(Dataset excerpt)
________________________

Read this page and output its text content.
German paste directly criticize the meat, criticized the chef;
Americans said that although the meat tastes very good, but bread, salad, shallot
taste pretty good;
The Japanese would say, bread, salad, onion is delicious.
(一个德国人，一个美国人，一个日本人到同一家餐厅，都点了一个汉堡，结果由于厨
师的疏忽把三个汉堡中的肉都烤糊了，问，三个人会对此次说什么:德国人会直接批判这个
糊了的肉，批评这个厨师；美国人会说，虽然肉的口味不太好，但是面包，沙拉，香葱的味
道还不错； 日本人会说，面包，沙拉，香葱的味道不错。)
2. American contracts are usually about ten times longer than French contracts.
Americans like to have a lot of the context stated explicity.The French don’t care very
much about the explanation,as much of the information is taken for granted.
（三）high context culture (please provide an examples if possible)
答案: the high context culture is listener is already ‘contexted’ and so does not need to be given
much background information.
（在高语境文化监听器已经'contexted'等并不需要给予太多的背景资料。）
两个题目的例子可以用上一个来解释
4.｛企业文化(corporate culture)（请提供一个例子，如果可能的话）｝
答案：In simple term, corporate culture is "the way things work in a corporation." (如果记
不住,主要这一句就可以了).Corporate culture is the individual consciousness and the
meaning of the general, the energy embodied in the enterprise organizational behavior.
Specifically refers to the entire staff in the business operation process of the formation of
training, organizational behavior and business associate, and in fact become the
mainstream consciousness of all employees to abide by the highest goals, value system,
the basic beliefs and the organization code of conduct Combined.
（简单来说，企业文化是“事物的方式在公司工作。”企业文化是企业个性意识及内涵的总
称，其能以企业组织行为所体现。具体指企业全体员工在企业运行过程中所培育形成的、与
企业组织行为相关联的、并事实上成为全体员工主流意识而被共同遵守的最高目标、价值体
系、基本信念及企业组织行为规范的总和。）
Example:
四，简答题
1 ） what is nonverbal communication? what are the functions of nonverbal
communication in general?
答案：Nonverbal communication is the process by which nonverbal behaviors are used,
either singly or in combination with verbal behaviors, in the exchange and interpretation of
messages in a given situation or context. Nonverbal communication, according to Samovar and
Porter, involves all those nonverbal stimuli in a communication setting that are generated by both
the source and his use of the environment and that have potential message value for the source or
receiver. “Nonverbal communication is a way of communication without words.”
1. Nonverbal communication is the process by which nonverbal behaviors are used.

________________________

* **Set task**
All of the data shown above must be copied exactly.

* **Full answer**
Read this page and output its text content.
German paste directly criticize the meat, criticized the chef;
Americans said that although the meat tastes very good, but bread, salad, shallot
taste pretty good;
The Japanese would say, bread, salad, onion is delicious.
(一个德国人，一个美国人，一个日本人到同一家餐厅，都点了一个汉堡，结果由于厨
师的疏忽把三个汉堡中的肉都烤糊了，问，三个人会对此次说什么:德国人会直接批判这个
糊了的肉，批评这个厨师；美国人会说，虽然肉的口味不太好，但是面包，沙拉，香葱的味
道还不错； 日本人会说，面包，沙拉，香葱的味道不错。)
2. American contracts are usually about ten times longer than French contracts.
Americans like to have a lot of the context stated explicity.The French don’t care very
much about the explanation,as much of the information is taken for granted.
（三）high context culture (please provide an examples if possible)
答案: the high context culture is listener is already ‘contexted’ and so does not need to be given
much background information.
（在高语境文化监听器已经'contexted'等并不需要给予太多的背景资料。）
两个题目的例子可以用上一个来解释
4.｛企业文化(corporate culture)（请提供一个例子，如果可能的话）｝
答案：In simple term, corporate culture is "the way things work in a corporation." (如果记
不住,主要这一句就可以了).Corporate culture is the individual consciousness and the
meaning of the general, the energy embodied in the enterprise organizational behavior.
Specifically refers to the entire staff in the business operation process of the formation of
training, organizational behavior and business associate, and in fact become the
mainstream consciousness of all employees to abide by the highest goals, value system,
the basic beliefs and the organization code of conduct Combined.
（简单来说，企业文化是“事物的方式在公司工作。”企业文化是企业个性意识及内涵的总
称，其能以企业组织行为所体现。具体指企业全体员工在企业运行过程中所培育形成的、与
企业组织行为相关联的、并事实上成为全体员工主流意识而被共同遵守的最高目标、价值体
系、基本信念及企业组织行为规范的总和。）
Example:
四，简答题
1 ） what is nonverbal communication? what are the functions of nonverbal
communication in general?
答案：Nonverbal communication is the process by which nonverbal behaviors are used,
either singly or in combination with verbal behaviors, in the exchange and interpretation of
messages in a given situation or context. Nonverbal communication, according to Samovar and
Porter, involves all those nonverbal stimuli in a communication setting that are generated by both
the source and his use of the environment and that have potential message value for the source or
receiver. “Nonverbal communication is a way of communication without words.”
1. Nonverbal communication is the process by which nonverbal behaviors are used.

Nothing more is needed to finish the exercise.